_EXERCISE MATERIALS_.
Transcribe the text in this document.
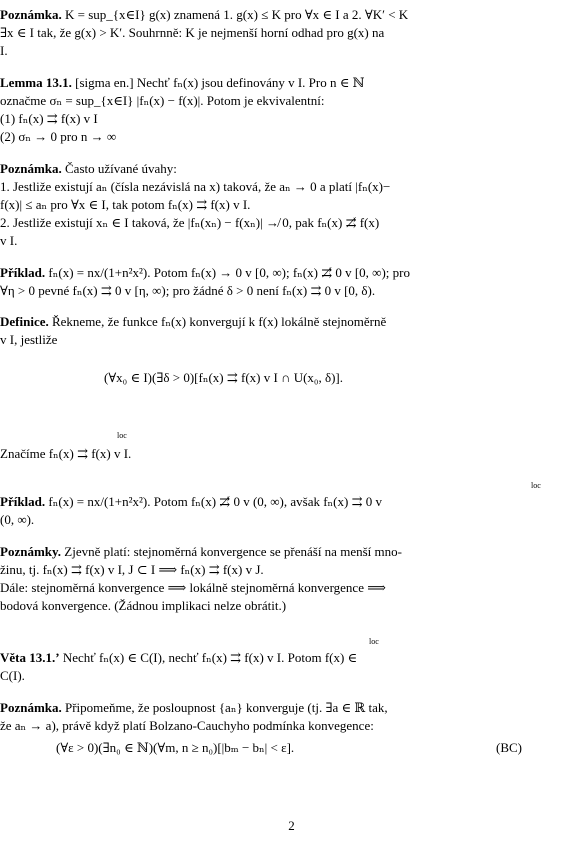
Poznámka. K = sup_{x∈I} g(x) znamená 1. g(x) ≤ K pro ∀x ∈ I a 2. ∀K′ < K
∃x ∈ I tak, že g(x) > K′. Souhrnně: K je nejmenší horní odhad pro g(x) na
I.
Lemma 13.1. [sigma en.] Nechť fₙ(x) jsou definovány v I. Pro n ∈ ℕ
označme σₙ = sup_{x∈I} |fₙ(x) − f(x)|. Potom je ekvivalentní:
(1) fₙ(x) ⇉ f(x) v I
(2) σₙ → 0 pro n → ∞
Poznámka. Často užívané úvahy:
1. Jestliže existují aₙ (čísla nezávislá na x) taková, že aₙ → 0 a platí |fₙ(x)−
f(x)| ≤ aₙ pro ∀x ∈ I, tak potom fₙ(x) ⇉ f(x) v I.
2. Jestliže existují xₙ ∈ I taková, že |fₙ(xₙ) − f(xₙ)| ↛ 0, pak fₙ(x) ⇉̸ f(x)
v I.
Příklad. fₙ(x) = nx/(1+n²x²). Potom fₙ(x) → 0 v [0, ∞); fₙ(x) ⇉̸ 0 v [0, ∞); pro
∀η > 0 pevné fₙ(x) ⇉ 0 v [η, ∞); pro žádné δ > 0 není fₙ(x) ⇉ 0 v [0, δ).
Definice. Řekneme, že funkce fₙ(x) konvergují k f(x) lokálně stejnoměrně
v I, jestliže
(∀x₀ ∈ I)(∃δ > 0)[fₙ(x) ⇉ f(x) v I ∩ U(x₀, δ)].
loc
Značíme fₙ(x) ⇉ f(x) v I.
loc
Příklad. fₙ(x) = nx/(1+n²x²). Potom fₙ(x) ⇉̸ 0 v (0, ∞), avšak fₙ(x) ⇉ 0 v
(0, ∞).
Poznámky. Zjevně platí: stejnoměrná konvergence se přenáší na menší mno-
žinu, tj. fₙ(x) ⇉ f(x) v I, J ⊂ I ⟹ fₙ(x) ⇉ f(x) v J.
Dále: stejnoměrná konvergence ⟹ lokálně stejnoměrná konvergence ⟹
bodová konvergence. (Žádnou implikaci nelze obrátit.)
loc
Věta 13.1.’ Nechť fₙ(x) ∈ C(I), nechť fₙ(x) ⇉ f(x) v I. Potom f(x) ∈
C(I).
Poznámka. Připomeňme, že posloupnost {aₙ} konverguje (tj. ∃a ∈ ℝ tak,
že aₙ → a), právě když platí Bolzano-Cauchyho podmínka konvegence:
(∀ε > 0)(∃n₀ ∈ ℕ)(∀m, n ≥ n₀)[|bₘ − bₙ| < ε].	(BC)
2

_SET PROBLEM_.
Repeat the material above word for word, please, apart from its images.

_CORRECT OUTPUT_.
Transcribe the text in this document.
Poznámka. K = sup_{x∈I} g(x) znamená 1. g(x) ≤ K pro ∀x ∈ I a 2. ∀K′ < K
∃x ∈ I tak, že g(x) > K′. Souhrnně: K je nejmenší horní odhad pro g(x) na
I.
Lemma 13.1. [sigma en.] Nechť fₙ(x) jsou definovány v I. Pro n ∈ ℕ
označme σₙ = sup_{x∈I} |fₙ(x) − f(x)|. Potom je ekvivalentní:
(1) fₙ(x) ⇉ f(x) v I
(2) σₙ → 0 pro n → ∞
Poznámka. Často užívané úvahy:
1. Jestliže existují aₙ (čísla nezávislá na x) taková, že aₙ → 0 a platí |fₙ(x)−
f(x)| ≤ aₙ pro ∀x ∈ I, tak potom fₙ(x) ⇉ f(x) v I.
2. Jestliže existují xₙ ∈ I taková, že |fₙ(xₙ) − f(xₙ)| ↛ 0, pak fₙ(x) ⇉̸ f(x)
v I.
Příklad. fₙ(x) = nx/(1+n²x²). Potom fₙ(x) → 0 v [0, ∞); fₙ(x) ⇉̸ 0 v [0, ∞); pro
∀η > 0 pevné fₙ(x) ⇉ 0 v [η, ∞); pro žádné δ > 0 není fₙ(x) ⇉ 0 v [0, δ).
Definice. Řekneme, že funkce fₙ(x) konvergují k f(x) lokálně stejnoměrně
v I, jestliže
(∀x₀ ∈ I)(∃δ > 0)[fₙ(x) ⇉ f(x) v I ∩ U(x₀, δ)].
loc
Značíme fₙ(x) ⇉ f(x) v I.
loc
Příklad. fₙ(x) = nx/(1+n²x²). Potom fₙ(x) ⇉̸ 0 v (0, ∞), avšak fₙ(x) ⇉ 0 v
(0, ∞).
Poznámky. Zjevně platí: stejnoměrná konvergence se přenáší na menší mno-
žinu, tj. fₙ(x) ⇉ f(x) v I, J ⊂ I ⟹ fₙ(x) ⇉ f(x) v J.
Dále: stejnoměrná konvergence ⟹ lokálně stejnoměrná konvergence ⟹
bodová konvergence. (Žádnou implikaci nelze obrátit.)
loc
Věta 13.1.’ Nechť fₙ(x) ∈ C(I), nechť fₙ(x) ⇉ f(x) v I. Potom f(x) ∈
C(I).
Poznámka. Připomeňme, že posloupnost {aₙ} konverguje (tj. ∃a ∈ ℝ tak,
že aₙ → a), právě když platí Bolzano-Cauchyho podmínka konvegence:
(∀ε > 0)(∃n₀ ∈ ℕ)(∀m, n ≥ n₀)[|bₘ − bₙ| < ε].	(BC)
2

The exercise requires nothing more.